List all lines of the data that include the string "cdot".

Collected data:
┄┄┄┄┄┄┄┄┄┄

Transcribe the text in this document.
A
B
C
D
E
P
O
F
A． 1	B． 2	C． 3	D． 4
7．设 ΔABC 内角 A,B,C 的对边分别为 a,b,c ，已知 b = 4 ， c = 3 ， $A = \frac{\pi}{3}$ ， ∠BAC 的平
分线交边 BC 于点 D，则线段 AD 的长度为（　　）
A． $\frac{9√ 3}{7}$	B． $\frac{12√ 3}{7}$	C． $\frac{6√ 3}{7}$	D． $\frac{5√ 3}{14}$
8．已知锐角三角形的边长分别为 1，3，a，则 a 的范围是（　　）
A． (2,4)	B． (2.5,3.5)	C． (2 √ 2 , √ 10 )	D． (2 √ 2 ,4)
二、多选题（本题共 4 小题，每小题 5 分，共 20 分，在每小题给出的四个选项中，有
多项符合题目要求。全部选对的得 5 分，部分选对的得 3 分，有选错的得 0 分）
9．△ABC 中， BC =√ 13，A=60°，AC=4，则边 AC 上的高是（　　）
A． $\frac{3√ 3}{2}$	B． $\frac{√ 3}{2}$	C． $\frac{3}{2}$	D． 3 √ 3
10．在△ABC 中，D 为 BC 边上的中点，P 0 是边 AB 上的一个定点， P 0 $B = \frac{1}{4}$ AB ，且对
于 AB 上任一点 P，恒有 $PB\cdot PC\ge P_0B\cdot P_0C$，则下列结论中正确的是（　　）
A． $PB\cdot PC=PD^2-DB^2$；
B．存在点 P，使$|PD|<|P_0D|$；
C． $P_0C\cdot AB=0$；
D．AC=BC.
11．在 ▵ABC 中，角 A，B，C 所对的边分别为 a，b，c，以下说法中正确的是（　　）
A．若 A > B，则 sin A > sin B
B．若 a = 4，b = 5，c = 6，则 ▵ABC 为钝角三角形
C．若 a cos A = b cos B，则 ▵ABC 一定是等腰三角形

┄┄┄┄┄┄┄┄┄┄

• **OUTPUT**:
于 AB 上任一点 P，恒有 $PB\cdot PC\ge P_0B\cdot P_0C$，则下列结论中正确的是（　　）
A． $PB\cdot PC=PD^2-DB^2$；
C． $P_0C\cdot AB=0$；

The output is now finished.